**Exercise objective**
Write the listing below out again exactly, dropping the images.

**Figure dataset records**
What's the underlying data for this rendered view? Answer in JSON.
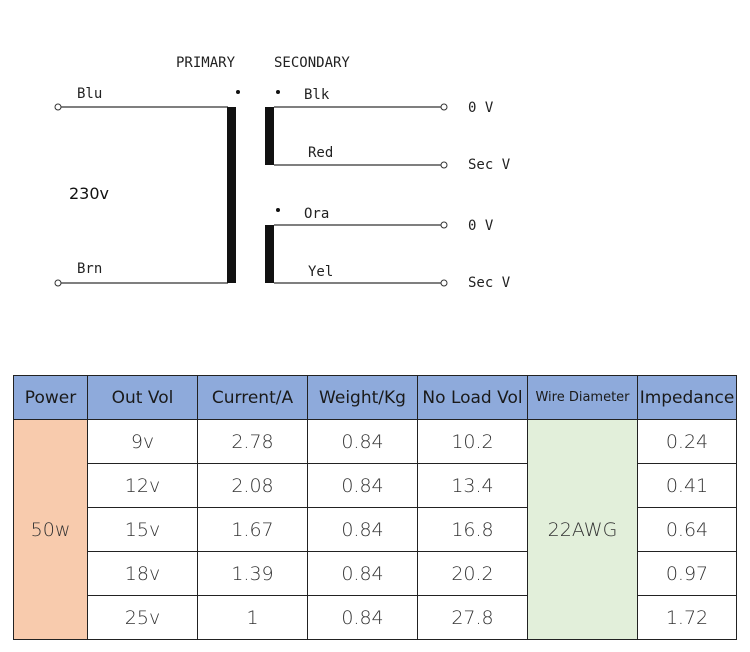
{
  "diagram": {
    "primary_label": "PRIMARY",
    "secondary_label": "SECONDARY",
    "primary_voltage": "230v",
    "primary_wires": {
      "top": "Blu",
      "bottom": "Brn"
    },
    "secondary_windings": [
      {
        "top_wire": "Blk",
        "bottom_wire": "Red",
        "top_output": "0 V",
        "bottom_output": "Sec V"
      },
      {
        "top_wire": "Ora",
        "bottom_wire": "Yel",
        "top_output": "0 V",
        "bottom_output": "Sec V"
      }
    ]
  },
  "table": {
    "headers": [
      "Power",
      "Out Vol",
      "Current/A",
      "Weight/Kg",
      "No Load Vol",
      "Wire Diameter",
      "Impedance"
    ],
    "power": "50w",
    "wire_diameter": "22AWG",
    "rows": [
      {
        "out_vol": "9v",
        "current": "2.78",
        "weight": "0.84",
        "no_load_vol": "10.2",
        "impedance": "0.24"
      },
      {
        "out_vol": "12v",
        "current": "2.08",
        "weight": "0.84",
        "no_load_vol": "13.4",
        "impedance": "0.41"
      },
      {
        "out_vol": "15v",
        "current": "1.67",
        "weight": "0.84",
        "no_load_vol": "16.8",
        "impedance": "0.64"
      },
      {
        "out_vol": "18v",
        "current": "1.39",
        "weight": "0.84",
        "no_load_vol": "20.2",
        "impedance": "0.97"
      },
      {
        "out_vol": "25v",
        "current": "1",
        "weight": "0.84",
        "no_load_vol": "27.8",
        "impedance": "1.72"
      }
    ]
  }
}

**Result for this task**
What's the underlying data for this rendered view? Answer in JSON.
{
  "diagram": {
    "primary_label": "PRIMARY",
    "secondary_label": "SECONDARY",
    "primary_voltage": "230v",
    "primary_wires": {
      "top": "Blu",
      "bottom": "Brn"
    },
    "secondary_windings": [
      {
        "top_wire": "Blk",
        "bottom_wire": "Red",
        "top_output": "0 V",
        "bottom_output": "Sec V"
      },
      {
        "top_wire": "Ora",
        "bottom_wire": "Yel",
        "top_output": "0 V",
        "bottom_output": "Sec V"
      }
    ]
  },
  "table": {
    "headers": [
      "Power",
      "Out Vol",
      "Current/A",
      "Weight/Kg",
      "No Load Vol",
      "Wire Diameter",
      "Impedance"
    ],
    "power": "50w",
    "wire_diameter": "22AWG",
    "rows": [
      {
        "out_vol": "9v",
        "current": "2.78",
        "weight": "0.84",
        "no_load_vol": "10.2",
        "impedance": "0.24"
      },
      {
        "out_vol": "12v",
        "current": "2.08",
        "weight": "0.84",
        "no_load_vol": "13.4",
        "impedance": "0.41"
      },
      {
        "out_vol": "15v",
        "current": "1.67",
        "weight": "0.84",
        "no_load_vol": "16.8",
        "impedance": "0.64"
      },
      {
        "out_vol": "18v",
        "current": "1.39",
        "weight": "0.84",
        "no_load_vol": "20.2",
        "impedance": "0.97"
      },
      {
        "out_vol": "25v",
        "current": "1",
        "weight": "0.84",
        "no_load_vol": "27.8",
        "impedance": "1.72"
      }
    ]
  }
}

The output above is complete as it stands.